Top of Given text

Teachers: Pieter Colpaert, Sindhu Vasireddy
Date: 6 October 2022 (online)
3. Reusing global identifiers
We will talk about Linked Data in Flanders with Open Standards for Linked Organizations and beyond. We also touch upon Linked Open Vocabularies and how you can use it. During the hands-on exercises, you learn how to apply content negotiation, reuse existing vocabularies, and how to create your own vocabulary manually.
Teacher: Pieter Colpaert
Date: 13 October 2022 (online)
4. The Solid specifications and the Community Solid Server
In this class we introduce the specifications used within the Solid ecosystem, how WebIDs are related to OpenID Connect, and how to use Web Access Control and Access Control Policies to provide authorization for data in Solid pods. This is followed by a tutorial on the Community Solid Server. Finally, we briefly introduce the Community Solid Server Association and talk about the Solid Flanders community.
Teachers: Pieter Heyvaert, Joachim Van Herwegen
Date: 20 October 2022 (online)
5. Web Querying and Solid App development
We will explain how to query Linked Data (in Solid pods) using Linked Data Fragments, Linked Data Events Stream, SPARQL, GraphQL, and so on. Using this knowledge, we dive into the development of Solid apps. In the hands-on exercises you learn how to bring both the querying and the app development together.
Teacher: Ruben Dedecker
Date: 27 October 2022 (online)

Bottom of Given text

→ **What you will do**:
1. Answer these questions using the course schedule:
(a) Which two mechanisms for providing authorization for data in Solid pods are named in the class on the Solid specifications?
(b) In the class on reusing global identifiers, what three things do the hands-on exercises teach?
(c) Which methods for querying Linked Data are named in the class on Web Querying and Solid App development?
2. Copy out word for word everything in the course schedule from "3. Reusing global" down to "13 October 2022 (online)".

Top of Dataset content

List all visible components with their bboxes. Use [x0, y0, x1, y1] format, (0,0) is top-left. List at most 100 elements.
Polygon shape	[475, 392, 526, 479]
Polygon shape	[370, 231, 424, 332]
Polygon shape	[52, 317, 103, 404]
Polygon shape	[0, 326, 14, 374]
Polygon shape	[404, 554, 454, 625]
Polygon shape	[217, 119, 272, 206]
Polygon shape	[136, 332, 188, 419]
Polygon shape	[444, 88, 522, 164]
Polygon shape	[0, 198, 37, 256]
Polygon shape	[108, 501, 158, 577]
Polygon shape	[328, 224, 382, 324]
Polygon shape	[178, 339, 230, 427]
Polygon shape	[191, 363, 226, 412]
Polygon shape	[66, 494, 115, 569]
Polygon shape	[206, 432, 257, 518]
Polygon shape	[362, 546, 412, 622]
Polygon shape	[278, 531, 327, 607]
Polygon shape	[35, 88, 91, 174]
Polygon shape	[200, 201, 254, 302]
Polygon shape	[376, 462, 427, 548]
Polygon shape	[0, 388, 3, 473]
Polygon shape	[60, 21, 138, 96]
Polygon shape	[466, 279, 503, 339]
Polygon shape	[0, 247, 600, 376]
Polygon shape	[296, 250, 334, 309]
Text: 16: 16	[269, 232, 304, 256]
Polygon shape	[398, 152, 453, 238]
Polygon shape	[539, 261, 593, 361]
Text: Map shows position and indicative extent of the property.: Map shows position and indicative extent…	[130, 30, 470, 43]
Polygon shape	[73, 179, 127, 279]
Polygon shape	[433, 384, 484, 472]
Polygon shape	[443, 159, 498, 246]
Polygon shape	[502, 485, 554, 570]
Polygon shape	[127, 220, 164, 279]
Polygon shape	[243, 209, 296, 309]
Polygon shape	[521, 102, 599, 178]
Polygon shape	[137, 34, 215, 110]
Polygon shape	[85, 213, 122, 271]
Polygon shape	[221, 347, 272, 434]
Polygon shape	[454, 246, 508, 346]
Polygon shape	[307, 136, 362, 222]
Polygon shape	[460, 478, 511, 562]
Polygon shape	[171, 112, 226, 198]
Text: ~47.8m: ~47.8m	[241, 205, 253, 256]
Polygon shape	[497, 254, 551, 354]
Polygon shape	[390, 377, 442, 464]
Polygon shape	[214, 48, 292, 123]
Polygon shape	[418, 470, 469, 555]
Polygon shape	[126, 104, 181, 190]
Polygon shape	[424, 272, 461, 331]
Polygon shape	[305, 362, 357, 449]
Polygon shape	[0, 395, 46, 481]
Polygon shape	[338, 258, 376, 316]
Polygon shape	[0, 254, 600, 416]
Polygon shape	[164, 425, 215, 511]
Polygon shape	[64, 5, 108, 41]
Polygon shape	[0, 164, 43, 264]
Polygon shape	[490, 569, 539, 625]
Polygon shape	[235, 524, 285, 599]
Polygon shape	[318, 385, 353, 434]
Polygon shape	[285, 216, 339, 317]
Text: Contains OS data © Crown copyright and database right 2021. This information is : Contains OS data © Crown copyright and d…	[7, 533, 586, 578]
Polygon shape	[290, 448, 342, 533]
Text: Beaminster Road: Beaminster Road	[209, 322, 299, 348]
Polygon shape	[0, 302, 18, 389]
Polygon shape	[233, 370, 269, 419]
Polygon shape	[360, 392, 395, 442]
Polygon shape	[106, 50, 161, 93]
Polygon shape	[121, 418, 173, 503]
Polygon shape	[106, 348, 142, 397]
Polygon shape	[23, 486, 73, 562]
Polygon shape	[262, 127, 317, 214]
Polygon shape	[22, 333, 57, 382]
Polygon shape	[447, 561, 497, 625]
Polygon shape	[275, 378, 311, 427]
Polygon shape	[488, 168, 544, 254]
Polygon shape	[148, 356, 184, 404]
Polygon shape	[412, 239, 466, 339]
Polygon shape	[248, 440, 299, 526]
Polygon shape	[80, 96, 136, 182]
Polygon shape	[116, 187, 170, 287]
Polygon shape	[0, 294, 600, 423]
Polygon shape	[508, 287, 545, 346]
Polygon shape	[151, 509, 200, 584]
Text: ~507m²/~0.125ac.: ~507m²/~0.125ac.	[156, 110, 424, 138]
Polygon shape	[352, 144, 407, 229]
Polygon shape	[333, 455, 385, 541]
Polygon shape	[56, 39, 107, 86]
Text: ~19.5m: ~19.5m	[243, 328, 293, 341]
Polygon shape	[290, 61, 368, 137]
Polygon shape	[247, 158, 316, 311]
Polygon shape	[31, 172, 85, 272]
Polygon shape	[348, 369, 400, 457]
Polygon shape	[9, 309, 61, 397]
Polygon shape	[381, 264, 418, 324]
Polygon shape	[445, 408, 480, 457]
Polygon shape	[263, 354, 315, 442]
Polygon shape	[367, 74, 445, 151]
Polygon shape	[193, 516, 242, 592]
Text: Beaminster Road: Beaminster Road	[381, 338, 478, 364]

Bottom of Dataset content

→ **Answers to the problems**:
1.
(a) Web Access Control and Access Control Policies.
(b) How to apply content negotiation, how to reuse existing vocabularies, and how to create your own vocabulary manually.
(c) Linked Data Fragments, Linked Data Events Stream, SPARQL, and GraphQL.

2.
3. Reusing global identifiers
We will talk about Linked Data in Flanders with Open Standards for Linked Organizations and beyond. We also touch upon Linked Open Vocabularies and how you can use it. During the hands-on exercises, you learn how to apply content negotiation, reuse existing vocabularies, and how to create your own vocabulary manually.
Teacher: Pieter Colpaert
Date: 13 October 2022 (online)